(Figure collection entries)
....
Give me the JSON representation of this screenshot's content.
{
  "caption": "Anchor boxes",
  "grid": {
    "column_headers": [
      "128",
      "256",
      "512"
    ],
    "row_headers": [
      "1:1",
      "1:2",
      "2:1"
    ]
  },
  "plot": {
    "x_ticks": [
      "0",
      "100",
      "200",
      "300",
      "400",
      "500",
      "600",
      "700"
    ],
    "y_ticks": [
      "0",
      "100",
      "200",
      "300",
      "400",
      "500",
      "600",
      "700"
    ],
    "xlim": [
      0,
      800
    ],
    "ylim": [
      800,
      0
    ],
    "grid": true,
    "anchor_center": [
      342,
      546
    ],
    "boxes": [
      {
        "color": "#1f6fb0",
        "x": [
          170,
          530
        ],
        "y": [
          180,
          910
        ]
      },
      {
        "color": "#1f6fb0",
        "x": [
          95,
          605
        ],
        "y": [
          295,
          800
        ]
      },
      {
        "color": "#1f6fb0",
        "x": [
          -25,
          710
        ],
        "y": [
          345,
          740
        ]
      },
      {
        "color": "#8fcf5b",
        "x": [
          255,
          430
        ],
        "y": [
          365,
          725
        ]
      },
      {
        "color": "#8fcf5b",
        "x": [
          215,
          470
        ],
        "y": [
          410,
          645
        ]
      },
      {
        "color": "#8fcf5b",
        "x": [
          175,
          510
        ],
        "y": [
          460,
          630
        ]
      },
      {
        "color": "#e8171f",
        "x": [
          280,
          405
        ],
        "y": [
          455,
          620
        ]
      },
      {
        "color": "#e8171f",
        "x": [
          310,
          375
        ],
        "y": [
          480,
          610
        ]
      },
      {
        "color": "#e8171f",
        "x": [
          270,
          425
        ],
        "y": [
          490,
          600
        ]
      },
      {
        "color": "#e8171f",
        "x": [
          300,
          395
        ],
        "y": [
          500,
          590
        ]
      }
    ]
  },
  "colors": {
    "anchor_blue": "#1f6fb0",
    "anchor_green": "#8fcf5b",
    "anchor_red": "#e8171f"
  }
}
....
## [Your instructions]
Each line in the material above must be retyped without alteration.

## [Answer to this exercise]
Give me the JSON representation of this screenshot's content.
{
  "caption": "Anchor boxes",
  "grid": {
    "column_headers": [
      "128",
      "256",
      "512"
    ],
    "row_headers": [
      "1:1",
      "1:2",
      "2:1"
    ]
  },
  "plot": {
    "x_ticks": [
      "0",
      "100",
      "200",
      "300",
      "400",
      "500",
      "600",
      "700"
    ],
    "y_ticks": [
      "0",
      "100",
      "200",
      "300",
      "400",
      "500",
      "600",
      "700"
    ],
    "xlim": [
      0,
      800
    ],
    "ylim": [
      800,
      0
    ],
    "grid": true,
    "anchor_center": [
      342,
      546
    ],
    "boxes": [
      {
        "color": "#1f6fb0",
        "x": [
          170,
          530
        ],
        "y": [
          180,
          910
        ]
      },
      {
        "color": "#1f6fb0",
        "x": [
          95,
          605
        ],
        "y": [
          295,
          800
        ]
      },
      {
        "color": "#1f6fb0",
        "x": [
          -25,
          710
        ],
        "y": [
          345,
          740
        ]
      },
      {
        "color": "#8fcf5b",
        "x": [
          255,
          430
        ],
        "y": [
          365,
          725
        ]
      },
      {
        "color": "#8fcf5b",
        "x": [
          215,
          470
        ],
        "y": [
          410,
          645
        ]
      },
      {
        "color": "#8fcf5b",
        "x": [
          175,
          510
        ],
        "y": [
          460,
          630
        ]
      },
      {
        "color": "#e8171f",
        "x": [
          280,
          405
        ],
        "y": [
          455,
          620
        ]
      },
      {
        "color": "#e8171f",
        "x": [
          310,
          375
        ],
        "y": [
          480,
          610
        ]
      },
      {
        "color": "#e8171f",
        "x": [
          270,
          425
        ],
        "y": [
          490,
          600
        ]
      },
      {
        "color": "#e8171f",
        "x": [
          300,
          395
        ],
        "y": [
          500,
          590
        ]
      }
    ]
  },
  "colors": {
    "anchor_blue": "#1f6fb0",
    "anchor_green": "#8fcf5b",
    "anchor_red": "#e8171f"
  }
}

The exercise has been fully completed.